- [STATED GOAL]
Look through the data below. Pick out the lines holding the string "median".
++++ EXTRACTED ENTRIES
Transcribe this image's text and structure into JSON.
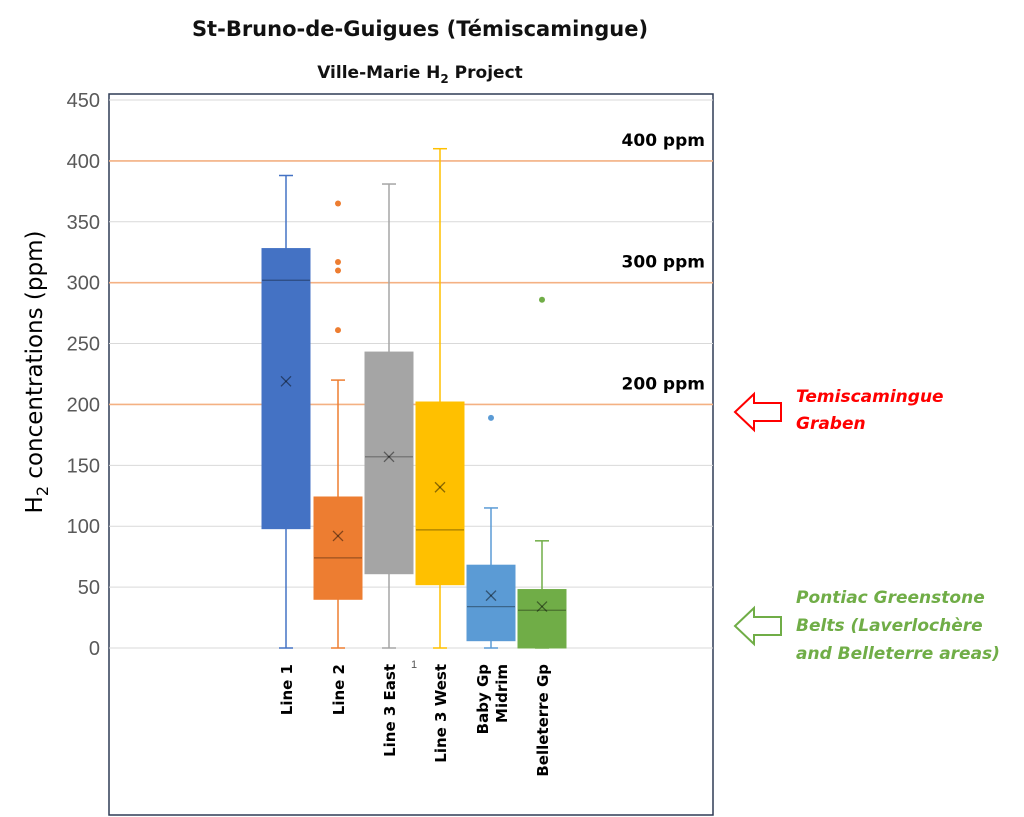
{
  "chart_data": {
    "type": "box",
    "title": "St-Bruno-de-Guigues (Témiscamingue)",
    "subtitle": {
      "main": "Ville-Marie H",
      "sub": "2",
      "rest": " Project"
    },
    "ylabel": {
      "main": "H",
      "sub": "2",
      "rest": " concentrations (ppm)"
    },
    "ylim": [
      0,
      450
    ],
    "yticks": [
      0,
      50,
      100,
      150,
      200,
      250,
      300,
      350,
      400,
      450
    ],
    "grid": true,
    "reference_lines": [
      {
        "value": 400,
        "label": "400 ppm"
      },
      {
        "value": 300,
        "label": "300 ppm"
      },
      {
        "value": 200,
        "label": "200 ppm"
      }
    ],
    "categories": [
      [
        "Line 1"
      ],
      [
        "Line 2"
      ],
      [
        "Line 3 East"
      ],
      [
        "Line 3 West"
      ],
      [
        "Baby Gp",
        "Midrim"
      ],
      [
        "Belleterre Gp"
      ]
    ],
    "series": [
      {
        "min": 0,
        "q1": 98,
        "median": 302,
        "q3": 328,
        "max": 388,
        "mean": 219,
        "outliers": [],
        "color": "#4472C4"
      },
      {
        "min": 0,
        "q1": 40,
        "median": 74,
        "q3": 124,
        "max": 220,
        "mean": 92,
        "outliers": [
          261,
          310,
          317,
          365
        ],
        "color": "#ED7D31"
      },
      {
        "min": 0,
        "q1": 61,
        "median": 157,
        "q3": 243,
        "max": 381,
        "mean": 157,
        "outliers": [],
        "color": "#A5A5A5"
      },
      {
        "min": 0,
        "q1": 52,
        "median": 97,
        "q3": 202,
        "max": 410,
        "mean": 132,
        "outliers": [],
        "color": "#FFC000"
      },
      {
        "min": 0,
        "q1": 6,
        "median": 34,
        "q3": 68,
        "max": 115,
        "mean": 43,
        "outliers": [
          189
        ],
        "color": "#5B9BD5"
      },
      {
        "min": 0,
        "q1": 0,
        "median": 31,
        "q3": 48,
        "max": 88,
        "mean": 34,
        "outliers": [
          286
        ],
        "color": "#70AD47"
      }
    ],
    "stray_label": "1",
    "annotations": [
      {
        "lines": [
          "Temiscamingue",
          "Graben"
        ],
        "color": "#FF0000",
        "arrow_color": "#FF0000",
        "points_to": 200
      },
      {
        "lines": [
          "Pontiac Greenstone",
          "Belts (Laverlochère",
          "and Belleterre areas)"
        ],
        "color": "#70AD47",
        "arrow_color": "#70AD47",
        "points_to": 25
      }
    ]
  }
}
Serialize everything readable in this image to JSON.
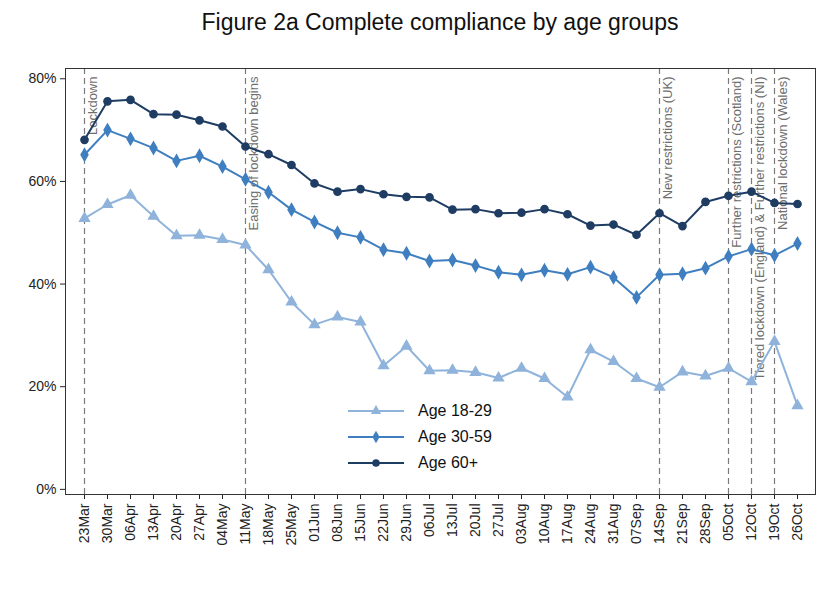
{
  "chart_data": {
    "type": "line",
    "title": "Figure 2a Complete compliance by age groups",
    "categories": [
      "23Mar",
      "30Mar",
      "06Apr",
      "13Apr",
      "20Apr",
      "27Apr",
      "04May",
      "11May",
      "18May",
      "25May",
      "01Jun",
      "08Jun",
      "15Jun",
      "22Jun",
      "29Jun",
      "06Jul",
      "13Jul",
      "20Jul",
      "27Jul",
      "03Aug",
      "10Aug",
      "17Aug",
      "24Aug",
      "31Aug",
      "07Sep",
      "14Sep",
      "21Sep",
      "28Sep",
      "05Oct",
      "12Oct",
      "19Oct",
      "26Oct"
    ],
    "series": [
      {
        "name": "Age 18-29",
        "color": "#8fb3da",
        "marker": "triangle",
        "values": [
          52.8,
          55.5,
          57.3,
          53.2,
          49.4,
          49.5,
          48.7,
          47.6,
          42.8,
          36.5,
          32.1,
          33.6,
          32.6,
          24.1,
          27.9,
          23.1,
          23.2,
          22.8,
          21.7,
          23.6,
          21.6,
          18.0,
          27.2,
          24.9,
          21.6,
          19.9,
          22.9,
          22.1,
          23.6,
          21.0,
          28.8,
          16.3
        ]
      },
      {
        "name": "Age 30-59",
        "color": "#3f7fc0",
        "marker": "diamond",
        "values": [
          65.2,
          70.0,
          68.3,
          66.5,
          64.0,
          65.0,
          62.9,
          60.4,
          57.9,
          54.5,
          52.1,
          50.0,
          49.1,
          46.7,
          46.0,
          44.5,
          44.7,
          43.6,
          42.3,
          41.8,
          42.7,
          41.9,
          43.3,
          41.3,
          37.4,
          41.8,
          42.0,
          43.1,
          45.4,
          46.8,
          45.6,
          47.9
        ]
      },
      {
        "name": "Age 60+",
        "color": "#1f3d63",
        "marker": "circle",
        "values": [
          68.1,
          75.6,
          75.9,
          73.1,
          73.0,
          71.9,
          70.7,
          66.8,
          65.3,
          63.2,
          59.6,
          58.0,
          58.5,
          57.5,
          57.0,
          56.9,
          54.5,
          54.6,
          53.8,
          53.9,
          54.6,
          53.6,
          51.4,
          51.6,
          49.6,
          53.8,
          51.3,
          56.0,
          57.2,
          58.0,
          55.8,
          55.6
        ]
      }
    ],
    "ylim": [
      -1,
      82
    ],
    "yticks": [
      {
        "value": 0,
        "label": "0%"
      },
      {
        "value": 20,
        "label": "20%"
      },
      {
        "value": 40,
        "label": "40%"
      },
      {
        "value": 60,
        "label": "60%"
      },
      {
        "value": 80,
        "label": "80%"
      }
    ],
    "annotations": [
      {
        "text": "Lockdown",
        "x": "23Mar"
      },
      {
        "text": "Easing of lockdown begins",
        "x": "11May"
      },
      {
        "text": "New restrictions (UK)",
        "x": "14Sep"
      },
      {
        "text": "Further restrictions (Scotland)",
        "x": "05Oct"
      },
      {
        "text": "Tiered lockdown (England) & Further restrictions (NI)",
        "x": "12Oct"
      },
      {
        "text": "National lockdown (Wales)",
        "x": "19Oct"
      }
    ],
    "legend": "bottom",
    "grid": false
  }
}
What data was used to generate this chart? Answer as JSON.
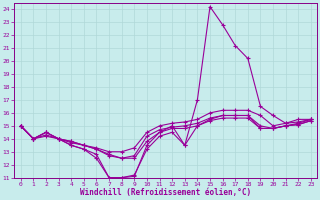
{
  "xlabel": "Windchill (Refroidissement éolien,°C)",
  "bg_color": "#c8ecec",
  "grid_color": "#b0d8d8",
  "line_color": "#990099",
  "spine_color": "#880088",
  "xlim": [
    -0.5,
    23.5
  ],
  "ylim": [
    11,
    24.5
  ],
  "yticks": [
    11,
    12,
    13,
    14,
    15,
    16,
    17,
    18,
    19,
    20,
    21,
    22,
    23,
    24
  ],
  "xticks": [
    0,
    1,
    2,
    3,
    4,
    5,
    6,
    7,
    8,
    9,
    10,
    11,
    12,
    13,
    14,
    15,
    16,
    17,
    18,
    19,
    20,
    21,
    22,
    23
  ],
  "lines": [
    {
      "x": [
        0,
        1,
        2,
        3,
        4,
        5,
        6,
        7,
        8,
        9,
        10,
        11,
        12,
        13,
        14,
        15,
        16,
        17,
        18,
        19,
        20,
        21,
        22,
        23
      ],
      "y": [
        15,
        14,
        14.5,
        14,
        13.5,
        13.2,
        12.8,
        11.0,
        11.0,
        11.1,
        13.5,
        14.5,
        15.0,
        13.5,
        17.0,
        24.2,
        22.8,
        21.2,
        20.2,
        16.5,
        15.8,
        15.2,
        15.5,
        15.5
      ]
    },
    {
      "x": [
        0,
        1,
        2,
        3,
        4,
        5,
        6,
        7,
        8,
        9,
        10,
        11,
        12,
        13,
        14,
        15,
        16,
        17,
        18,
        19,
        20,
        21,
        22,
        23
      ],
      "y": [
        15,
        14,
        14.5,
        14,
        13.8,
        13.5,
        13.3,
        13.0,
        13.0,
        13.3,
        14.5,
        15.0,
        15.2,
        15.3,
        15.5,
        16.0,
        16.2,
        16.2,
        16.2,
        15.8,
        15.0,
        15.2,
        15.3,
        15.5
      ]
    },
    {
      "x": [
        0,
        1,
        2,
        3,
        4,
        5,
        6,
        7,
        8,
        9,
        10,
        11,
        12,
        13,
        14,
        15,
        16,
        17,
        18,
        19,
        20,
        21,
        22,
        23
      ],
      "y": [
        15,
        14,
        14.3,
        14,
        13.8,
        13.5,
        13.2,
        12.7,
        12.5,
        12.7,
        14.2,
        14.7,
        14.9,
        15.0,
        15.2,
        15.6,
        15.8,
        15.8,
        15.8,
        15.0,
        14.8,
        15.0,
        15.2,
        15.5
      ]
    },
    {
      "x": [
        0,
        1,
        2,
        3,
        4,
        5,
        6,
        7,
        8,
        9,
        10,
        11,
        12,
        13,
        14,
        15,
        16,
        17,
        18,
        19,
        20,
        21,
        22,
        23
      ],
      "y": [
        15,
        14,
        14.2,
        14,
        13.7,
        13.5,
        13.2,
        12.8,
        12.5,
        12.5,
        13.8,
        14.5,
        14.8,
        14.8,
        15.0,
        15.4,
        15.6,
        15.6,
        15.6,
        14.8,
        14.8,
        15.0,
        15.1,
        15.4
      ]
    },
    {
      "x": [
        0,
        1,
        2,
        3,
        4,
        5,
        6,
        7,
        8,
        9,
        10,
        11,
        12,
        13,
        14,
        15,
        16,
        17,
        18,
        19,
        20,
        21,
        22,
        23
      ],
      "y": [
        15,
        14,
        14.5,
        14,
        13.5,
        13.2,
        12.5,
        11.0,
        11.0,
        11.2,
        13.2,
        14.2,
        14.5,
        13.5,
        15.0,
        15.5,
        15.8,
        15.8,
        15.8,
        14.8,
        14.8,
        15.0,
        15.1,
        15.4
      ]
    }
  ]
}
++++++++
- [CORRECT RESPONSE]
        "median": 302,
        "median": 74,
        "median": 157,
        "median": 97,
        "median": 34,
        "median": 31,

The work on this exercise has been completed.